[Dataset records]
•••

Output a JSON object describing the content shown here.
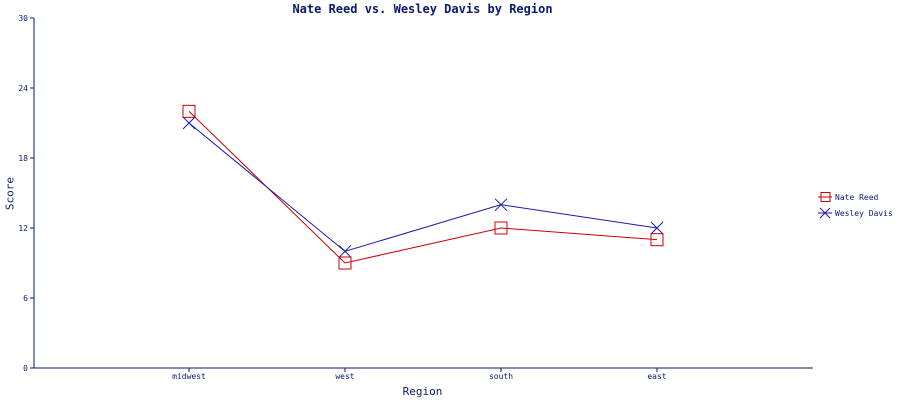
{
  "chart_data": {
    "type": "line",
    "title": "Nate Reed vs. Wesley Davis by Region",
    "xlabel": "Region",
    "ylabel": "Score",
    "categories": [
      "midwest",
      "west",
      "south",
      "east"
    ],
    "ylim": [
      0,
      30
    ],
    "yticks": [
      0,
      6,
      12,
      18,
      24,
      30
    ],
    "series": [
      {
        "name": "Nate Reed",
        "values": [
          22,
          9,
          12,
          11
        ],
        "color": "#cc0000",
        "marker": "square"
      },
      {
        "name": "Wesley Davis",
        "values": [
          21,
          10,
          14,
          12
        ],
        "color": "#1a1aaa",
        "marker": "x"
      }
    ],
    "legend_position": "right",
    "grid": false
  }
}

•••

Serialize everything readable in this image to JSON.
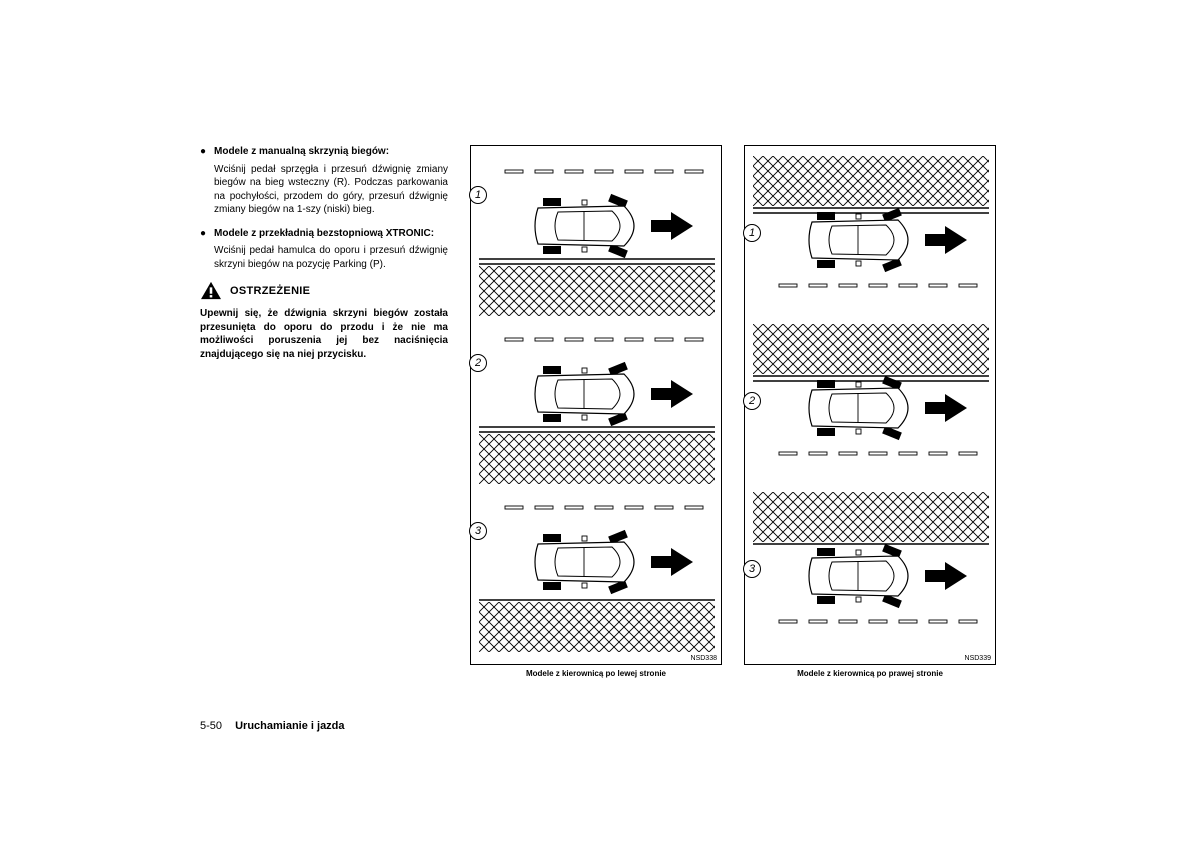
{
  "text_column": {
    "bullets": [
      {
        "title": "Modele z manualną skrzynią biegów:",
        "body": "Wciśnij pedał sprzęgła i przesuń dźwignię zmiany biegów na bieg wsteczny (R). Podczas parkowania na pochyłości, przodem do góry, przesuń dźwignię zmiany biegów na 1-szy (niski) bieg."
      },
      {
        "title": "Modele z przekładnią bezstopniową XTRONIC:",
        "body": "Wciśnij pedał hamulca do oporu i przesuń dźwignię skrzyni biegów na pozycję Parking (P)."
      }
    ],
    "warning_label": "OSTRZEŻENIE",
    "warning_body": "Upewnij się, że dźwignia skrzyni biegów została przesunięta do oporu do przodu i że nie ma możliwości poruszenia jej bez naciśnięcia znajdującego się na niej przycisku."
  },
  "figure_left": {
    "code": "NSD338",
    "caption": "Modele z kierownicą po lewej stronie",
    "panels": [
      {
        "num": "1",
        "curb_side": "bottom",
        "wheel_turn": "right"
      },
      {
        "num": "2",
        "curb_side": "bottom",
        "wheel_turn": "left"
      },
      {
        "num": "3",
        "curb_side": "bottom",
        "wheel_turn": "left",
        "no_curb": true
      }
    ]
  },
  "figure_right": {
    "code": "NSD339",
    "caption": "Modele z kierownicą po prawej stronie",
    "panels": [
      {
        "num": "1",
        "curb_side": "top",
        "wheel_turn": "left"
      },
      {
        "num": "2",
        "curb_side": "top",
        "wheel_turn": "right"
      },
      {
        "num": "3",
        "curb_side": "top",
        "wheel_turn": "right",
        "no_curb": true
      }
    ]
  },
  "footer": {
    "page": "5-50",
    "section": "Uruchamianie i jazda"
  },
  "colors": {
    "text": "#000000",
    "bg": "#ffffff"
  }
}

•••

= Goal of the exercise =
All lines holding the word "JSON" should be picked out and copied.

= The reply =
Output a JSON object describing the content shown here.
Serialize everything readable in this image to JSON.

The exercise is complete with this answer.